* _REQUIREMENTS_
All of the records listed below should be retyped exactly.

* _THE DATA_
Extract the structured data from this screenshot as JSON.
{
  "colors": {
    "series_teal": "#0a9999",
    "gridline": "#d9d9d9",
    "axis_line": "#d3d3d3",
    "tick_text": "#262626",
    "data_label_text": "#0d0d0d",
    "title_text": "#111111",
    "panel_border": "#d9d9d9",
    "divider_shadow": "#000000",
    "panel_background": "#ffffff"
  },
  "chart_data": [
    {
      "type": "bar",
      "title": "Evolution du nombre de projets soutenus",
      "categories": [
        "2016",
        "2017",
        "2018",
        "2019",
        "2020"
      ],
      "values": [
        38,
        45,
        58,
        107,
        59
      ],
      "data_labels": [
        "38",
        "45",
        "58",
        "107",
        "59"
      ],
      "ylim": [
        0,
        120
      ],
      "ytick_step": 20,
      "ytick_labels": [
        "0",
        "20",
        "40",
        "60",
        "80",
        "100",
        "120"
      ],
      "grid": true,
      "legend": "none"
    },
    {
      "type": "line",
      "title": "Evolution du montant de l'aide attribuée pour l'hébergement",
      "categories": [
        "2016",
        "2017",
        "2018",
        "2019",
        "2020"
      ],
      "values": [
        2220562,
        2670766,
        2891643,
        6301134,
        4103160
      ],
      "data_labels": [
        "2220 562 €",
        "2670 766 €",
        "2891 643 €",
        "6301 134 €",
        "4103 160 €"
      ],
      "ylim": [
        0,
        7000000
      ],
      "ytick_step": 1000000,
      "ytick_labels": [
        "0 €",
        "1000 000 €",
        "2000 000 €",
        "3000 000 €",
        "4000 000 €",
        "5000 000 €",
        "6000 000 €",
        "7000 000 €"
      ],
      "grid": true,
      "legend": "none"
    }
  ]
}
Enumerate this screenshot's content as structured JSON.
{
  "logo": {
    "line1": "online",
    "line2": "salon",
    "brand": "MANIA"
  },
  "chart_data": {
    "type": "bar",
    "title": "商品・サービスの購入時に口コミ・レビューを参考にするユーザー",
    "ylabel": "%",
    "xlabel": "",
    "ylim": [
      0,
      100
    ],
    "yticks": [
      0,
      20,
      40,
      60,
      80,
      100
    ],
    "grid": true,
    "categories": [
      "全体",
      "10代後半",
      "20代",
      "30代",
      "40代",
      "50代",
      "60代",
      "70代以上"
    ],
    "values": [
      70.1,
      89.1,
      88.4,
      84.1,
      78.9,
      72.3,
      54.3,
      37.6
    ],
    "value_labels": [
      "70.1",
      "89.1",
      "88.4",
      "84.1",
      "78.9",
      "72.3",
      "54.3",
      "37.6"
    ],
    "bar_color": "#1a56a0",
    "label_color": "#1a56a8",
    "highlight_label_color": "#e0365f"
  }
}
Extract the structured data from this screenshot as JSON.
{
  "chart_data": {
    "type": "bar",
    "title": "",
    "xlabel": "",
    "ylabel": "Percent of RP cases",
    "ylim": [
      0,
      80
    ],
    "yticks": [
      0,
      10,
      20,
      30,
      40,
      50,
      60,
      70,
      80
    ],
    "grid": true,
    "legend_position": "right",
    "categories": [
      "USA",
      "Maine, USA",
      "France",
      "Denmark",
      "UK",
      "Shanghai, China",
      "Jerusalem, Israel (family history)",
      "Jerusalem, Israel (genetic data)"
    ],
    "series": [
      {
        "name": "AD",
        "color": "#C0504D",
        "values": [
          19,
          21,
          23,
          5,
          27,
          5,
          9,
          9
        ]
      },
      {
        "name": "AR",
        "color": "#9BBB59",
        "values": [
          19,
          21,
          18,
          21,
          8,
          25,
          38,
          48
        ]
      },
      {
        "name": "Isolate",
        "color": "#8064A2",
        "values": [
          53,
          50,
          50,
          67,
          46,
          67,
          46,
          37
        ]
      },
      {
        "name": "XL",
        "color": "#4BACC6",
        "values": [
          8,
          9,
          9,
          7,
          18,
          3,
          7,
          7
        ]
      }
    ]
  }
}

* _ANSWER FOR THE TASK_
Extract the structured data from this screenshot as JSON.
{
  "colors": {
    "series_teal": "#0a9999",
    "gridline": "#d9d9d9",
    "axis_line": "#d3d3d3",
    "tick_text": "#262626",
    "data_label_text": "#0d0d0d",
    "title_text": "#111111",
    "panel_border": "#d9d9d9",
    "divider_shadow": "#000000",
    "panel_background": "#ffffff"
  },
  "chart_data": [
    {
      "type": "bar",
      "title": "Evolution du nombre de projets soutenus",
      "categories": [
        "2016",
        "2017",
        "2018",
        "2019",
        "2020"
      ],
      "values": [
        38,
        45,
        58,
        107,
        59
      ],
      "data_labels": [
        "38",
        "45",
        "58",
        "107",
        "59"
      ],
      "ylim": [
        0,
        120
      ],
      "ytick_step": 20,
      "ytick_labels": [
        "0",
        "20",
        "40",
        "60",
        "80",
        "100",
        "120"
      ],
      "grid": true,
      "legend": "none"
    },
    {
      "type": "line",
      "title": "Evolution du montant de l'aide attribuée pour l'hébergement",
      "categories": [
        "2016",
        "2017",
        "2018",
        "2019",
        "2020"
      ],
      "values": [
        2220562,
        2670766,
        2891643,
        6301134,
        4103160
      ],
      "data_labels": [
        "2220 562 €",
        "2670 766 €",
        "2891 643 €",
        "6301 134 €",
        "4103 160 €"
      ],
      "ylim": [
        0,
        7000000
      ],
      "ytick_step": 1000000,
      "ytick_labels": [
        "0 €",
        "1000 000 €",
        "2000 000 €",
        "3000 000 €",
        "4000 000 €",
        "5000 000 €",
        "6000 000 €",
        "7000 000 €"
      ],
      "grid": true,
      "legend": "none"
    }
  ]
}
Enumerate this screenshot's content as structured JSON.
{
  "logo": {
    "line1": "online",
    "line2": "salon",
    "brand": "MANIA"
  },
  "chart_data": {
    "type": "bar",
    "title": "商品・サービスの購入時に口コミ・レビューを参考にするユーザー",
    "ylabel": "%",
    "xlabel": "",
    "ylim": [
      0,
      100
    ],
    "yticks": [
      0,
      20,
      40,
      60,
      80,
      100
    ],
    "grid": true,
    "categories": [
      "全体",
      "10代後半",
      "20代",
      "30代",
      "40代",
      "50代",
      "60代",
      "70代以上"
    ],
    "values": [
      70.1,
      89.1,
      88.4,
      84.1,
      78.9,
      72.3,
      54.3,
      37.6
    ],
    "value_labels": [
      "70.1",
      "89.1",
      "88.4",
      "84.1",
      "78.9",
      "72.3",
      "54.3",
      "37.6"
    ],
    "bar_color": "#1a56a0",
    "label_color": "#1a56a8",
    "highlight_label_color": "#e0365f"
  }
}
Extract the structured data from this screenshot as JSON.
{
  "chart_data": {
    "type": "bar",
    "title": "",
    "xlabel": "",
    "ylabel": "Percent of RP cases",
    "ylim": [
      0,
      80
    ],
    "yticks": [
      0,
      10,
      20,
      30,
      40,
      50,
      60,
      70,
      80
    ],
    "grid": true,
    "legend_position": "right",
    "categories": [
      "USA",
      "Maine, USA",
      "France",
      "Denmark",
      "UK",
      "Shanghai, China",
      "Jerusalem, Israel (family history)",
      "Jerusalem, Israel (genetic data)"
    ],
    "series": [
      {
        "name": "AD",
        "color": "#C0504D",
        "values": [
          19,
          21,
          23,
          5,
          27,
          5,
          9,
          9
        ]
      },
      {
        "name": "AR",
        "color": "#9BBB59",
        "values": [
          19,
          21,
          18,
          21,
          8,
          25,
          38,
          48
        ]
      },
      {
        "name": "Isolate",
        "color": "#8064A2",
        "values": [
          53,
          50,
          50,
          67,
          46,
          67,
          46,
          37
        ]
      },
      {
        "name": "XL",
        "color": "#4BACC6",
        "values": [
          8,
          9,
          9,
          7,
          18,
          3,
          7,
          7
        ]
      }
    ]
  }
}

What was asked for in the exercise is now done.